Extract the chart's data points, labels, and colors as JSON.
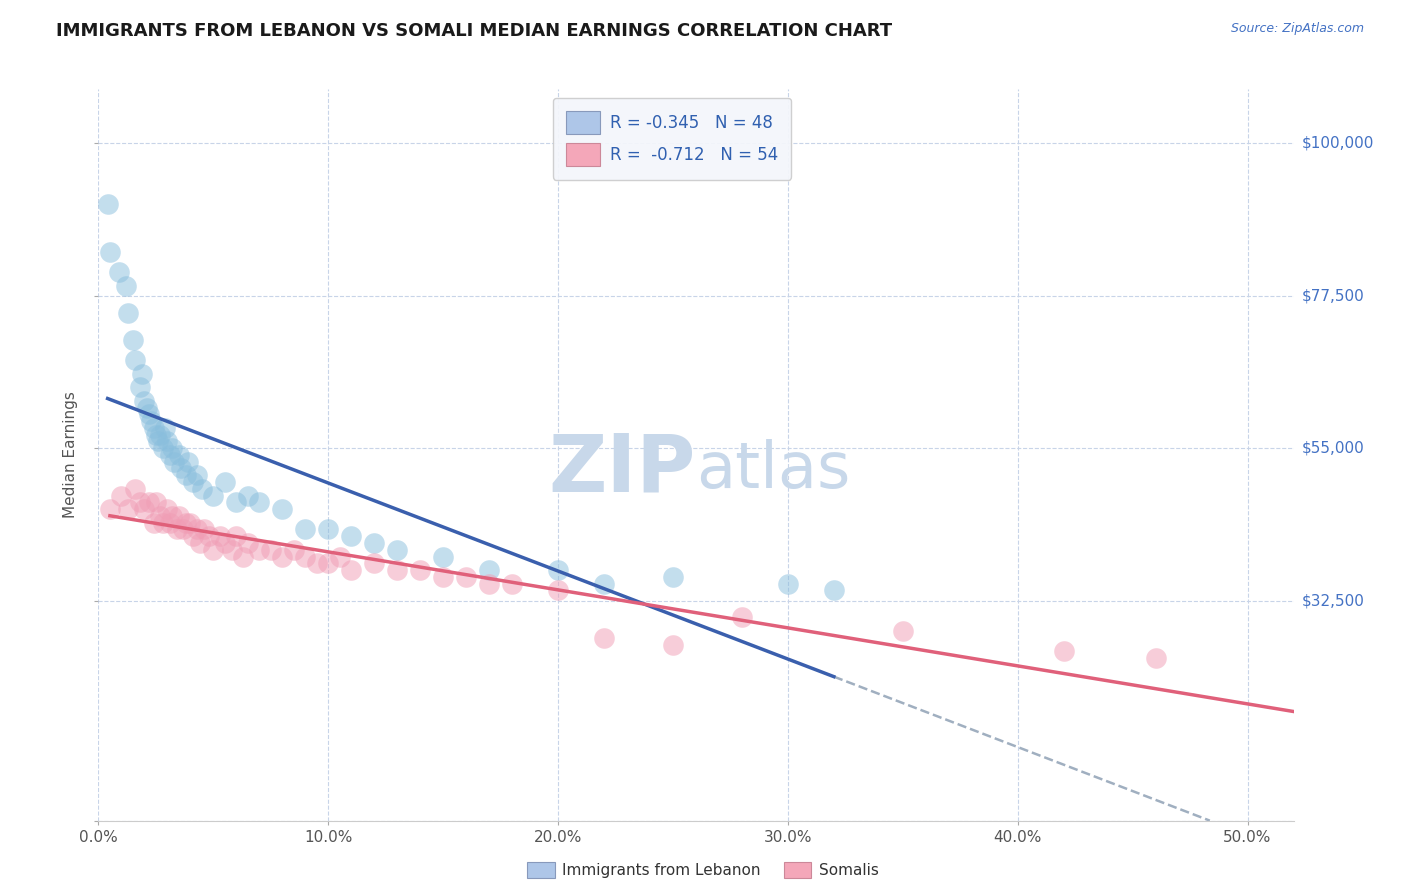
{
  "title": "IMMIGRANTS FROM LEBANON VS SOMALI MEDIAN EARNINGS CORRELATION CHART",
  "source": "Source: ZipAtlas.com",
  "ylabel": "Median Earnings",
  "xlim": [
    0.0,
    0.52
  ],
  "ylim": [
    0,
    108000
  ],
  "yticks": [
    0,
    32500,
    55000,
    77500,
    100000
  ],
  "ytick_labels": [
    "",
    "$32,500",
    "$55,000",
    "$77,500",
    "$100,000"
  ],
  "xtick_labels": [
    "0.0%",
    "10.0%",
    "20.0%",
    "30.0%",
    "40.0%",
    "50.0%"
  ],
  "xticks": [
    0.0,
    0.1,
    0.2,
    0.3,
    0.4,
    0.5
  ],
  "legend_label_leb": "R = -0.345   N = 48",
  "legend_label_som": "R =  -0.712   N = 54",
  "r_lebanon": -0.345,
  "n_lebanon": 48,
  "r_somali": -0.712,
  "n_somali": 54,
  "watermark_zip": "ZIP",
  "watermark_atlas": "atlas",
  "watermark_color": "#c8d8ea",
  "lebanon_color": "#89bedd",
  "somali_color": "#f09db5",
  "lebanon_line_color": "#3a5fad",
  "somali_line_color": "#e0607a",
  "dashed_line_color": "#a0afc0",
  "title_color": "#1a1a1a",
  "axis_label_color": "#555555",
  "tick_color_y": "#4472c4",
  "tick_color_x": "#555555",
  "background_color": "#ffffff",
  "grid_color": "#c8d4e8",
  "legend_box_color": "#aec6e8",
  "legend_box_som_color": "#f4a7b9",
  "bottom_legend_leb": "Immigrants from Lebanon",
  "bottom_legend_som": "Somalis",
  "lebanon_x": [
    0.004,
    0.005,
    0.009,
    0.012,
    0.013,
    0.015,
    0.016,
    0.018,
    0.019,
    0.02,
    0.021,
    0.022,
    0.023,
    0.024,
    0.025,
    0.026,
    0.027,
    0.028,
    0.029,
    0.03,
    0.031,
    0.032,
    0.033,
    0.035,
    0.036,
    0.038,
    0.039,
    0.041,
    0.043,
    0.045,
    0.05,
    0.055,
    0.06,
    0.065,
    0.07,
    0.08,
    0.09,
    0.1,
    0.11,
    0.12,
    0.13,
    0.15,
    0.17,
    0.2,
    0.22,
    0.25,
    0.3,
    0.32
  ],
  "lebanon_y": [
    91000,
    84000,
    81000,
    79000,
    75000,
    71000,
    68000,
    64000,
    66000,
    62000,
    61000,
    60000,
    59000,
    58000,
    57000,
    56000,
    57000,
    55000,
    58000,
    56000,
    54000,
    55000,
    53000,
    54000,
    52000,
    51000,
    53000,
    50000,
    51000,
    49000,
    48000,
    50000,
    47000,
    48000,
    47000,
    46000,
    43000,
    43000,
    42000,
    41000,
    40000,
    39000,
    37000,
    37000,
    35000,
    36000,
    35000,
    34000
  ],
  "somali_x": [
    0.005,
    0.01,
    0.013,
    0.016,
    0.018,
    0.02,
    0.022,
    0.024,
    0.025,
    0.027,
    0.028,
    0.03,
    0.031,
    0.032,
    0.034,
    0.035,
    0.037,
    0.038,
    0.04,
    0.041,
    0.043,
    0.044,
    0.046,
    0.048,
    0.05,
    0.053,
    0.055,
    0.058,
    0.06,
    0.063,
    0.065,
    0.07,
    0.075,
    0.08,
    0.085,
    0.09,
    0.095,
    0.1,
    0.105,
    0.11,
    0.12,
    0.13,
    0.14,
    0.15,
    0.16,
    0.17,
    0.18,
    0.2,
    0.22,
    0.25,
    0.28,
    0.35,
    0.42,
    0.46
  ],
  "somali_y": [
    46000,
    48000,
    46000,
    49000,
    47000,
    46000,
    47000,
    44000,
    47000,
    45000,
    44000,
    46000,
    44000,
    45000,
    43000,
    45000,
    43000,
    44000,
    44000,
    42000,
    43000,
    41000,
    43000,
    42000,
    40000,
    42000,
    41000,
    40000,
    42000,
    39000,
    41000,
    40000,
    40000,
    39000,
    40000,
    39000,
    38000,
    38000,
    39000,
    37000,
    38000,
    37000,
    37000,
    36000,
    36000,
    35000,
    35000,
    34000,
    27000,
    26000,
    30000,
    28000,
    25000,
    24000
  ]
}
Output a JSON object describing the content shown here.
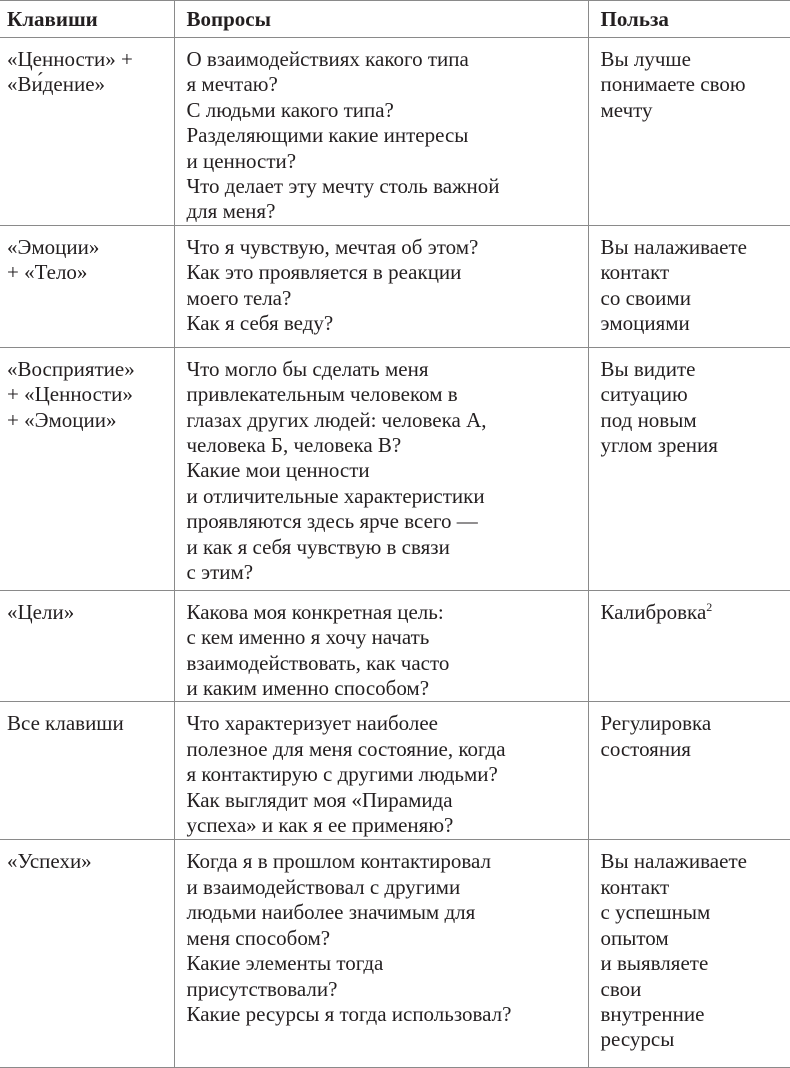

--- GIVEN PROBLEM ---
Would you mind returning each entry above word for word, skipping the images?

--- CORRECT RESULT ---
Extract the chart's data points, labels, and colors as JSON.
{
  "title": "IMMIGRANTS FROM LEBANON VS SOMALI MEDIAN EARNINGS CORRELATION CHART",
  "source": "Source: ZipAtlas.com",
  "ylabel": "Median Earnings",
  "xlim": [
    0.0,
    0.52
  ],
  "ylim": [
    0,
    108000
  ],
  "yticks": [
    0,
    32500,
    55000,
    77500,
    100000
  ],
  "ytick_labels": [
    "",
    "$32,500",
    "$55,000",
    "$77,500",
    "$100,000"
  ],
  "xtick_labels": [
    "0.0%",
    "10.0%",
    "20.0%",
    "30.0%",
    "40.0%",
    "50.0%"
  ],
  "xticks": [
    0.0,
    0.1,
    0.2,
    0.3,
    0.4,
    0.5
  ],
  "legend_label_leb": "R = -0.345   N = 48",
  "legend_label_som": "R =  -0.712   N = 54",
  "r_lebanon": -0.345,
  "n_lebanon": 48,
  "r_somali": -0.712,
  "n_somali": 54,
  "watermark_zip": "ZIP",
  "watermark_atlas": "atlas",
  "watermark_color": "#c8d8ea",
  "lebanon_color": "#89bedd",
  "somali_color": "#f09db5",
  "lebanon_line_color": "#3a5fad",
  "somali_line_color": "#e0607a",
  "dashed_line_color": "#a0afc0",
  "title_color": "#1a1a1a",
  "axis_label_color": "#555555",
  "tick_color_y": "#4472c4",
  "tick_color_x": "#555555",
  "background_color": "#ffffff",
  "grid_color": "#c8d4e8",
  "legend_box_color": "#aec6e8",
  "legend_box_som_color": "#f4a7b9",
  "bottom_legend_leb": "Immigrants from Lebanon",
  "bottom_legend_som": "Somalis",
  "lebanon_x": [
    0.004,
    0.005,
    0.009,
    0.012,
    0.013,
    0.015,
    0.016,
    0.018,
    0.019,
    0.02,
    0.021,
    0.022,
    0.023,
    0.024,
    0.025,
    0.026,
    0.027,
    0.028,
    0.029,
    0.03,
    0.031,
    0.032,
    0.033,
    0.035,
    0.036,
    0.038,
    0.039,
    0.041,
    0.043,
    0.045,
    0.05,
    0.055,
    0.06,
    0.065,
    0.07,
    0.08,
    0.09,
    0.1,
    0.11,
    0.12,
    0.13,
    0.15,
    0.17,
    0.2,
    0.22,
    0.25,
    0.3,
    0.32
  ],
  "lebanon_y": [
    91000,
    84000,
    81000,
    79000,
    75000,
    71000,
    68000,
    64000,
    66000,
    62000,
    61000,
    60000,
    59000,
    58000,
    57000,
    56000,
    57000,
    55000,
    58000,
    56000,
    54000,
    55000,
    53000,
    54000,
    52000,
    51000,
    53000,
    50000,
    51000,
    49000,
    48000,
    50000,
    47000,
    48000,
    47000,
    46000,
    43000,
    43000,
    42000,
    41000,
    40000,
    39000,
    37000,
    37000,
    35000,
    36000,
    35000,
    34000
  ],
  "somali_x": [
    0.005,
    0.01,
    0.013,
    0.016,
    0.018,
    0.02,
    0.022,
    0.024,
    0.025,
    0.027,
    0.028,
    0.03,
    0.031,
    0.032,
    0.034,
    0.035,
    0.037,
    0.038,
    0.04,
    0.041,
    0.043,
    0.044,
    0.046,
    0.048,
    0.05,
    0.053,
    0.055,
    0.058,
    0.06,
    0.063,
    0.065,
    0.07,
    0.075,
    0.08,
    0.085,
    0.09,
    0.095,
    0.1,
    0.105,
    0.11,
    0.12,
    0.13,
    0.14,
    0.15,
    0.16,
    0.17,
    0.18,
    0.2,
    0.22,
    0.25,
    0.28,
    0.35,
    0.42,
    0.46
  ],
  "somali_y": [
    46000,
    48000,
    46000,
    49000,
    47000,
    46000,
    47000,
    44000,
    47000,
    45000,
    44000,
    46000,
    44000,
    45000,
    43000,
    45000,
    43000,
    44000,
    44000,
    42000,
    43000,
    41000,
    43000,
    42000,
    40000,
    42000,
    41000,
    40000,
    42000,
    39000,
    41000,
    40000,
    40000,
    39000,
    40000,
    39000,
    38000,
    38000,
    39000,
    37000,
    38000,
    37000,
    37000,
    36000,
    36000,
    35000,
    35000,
    34000,
    27000,
    26000,
    30000,
    28000,
    25000,
    24000
  ]
}
Output a JSON object describing the content shown here.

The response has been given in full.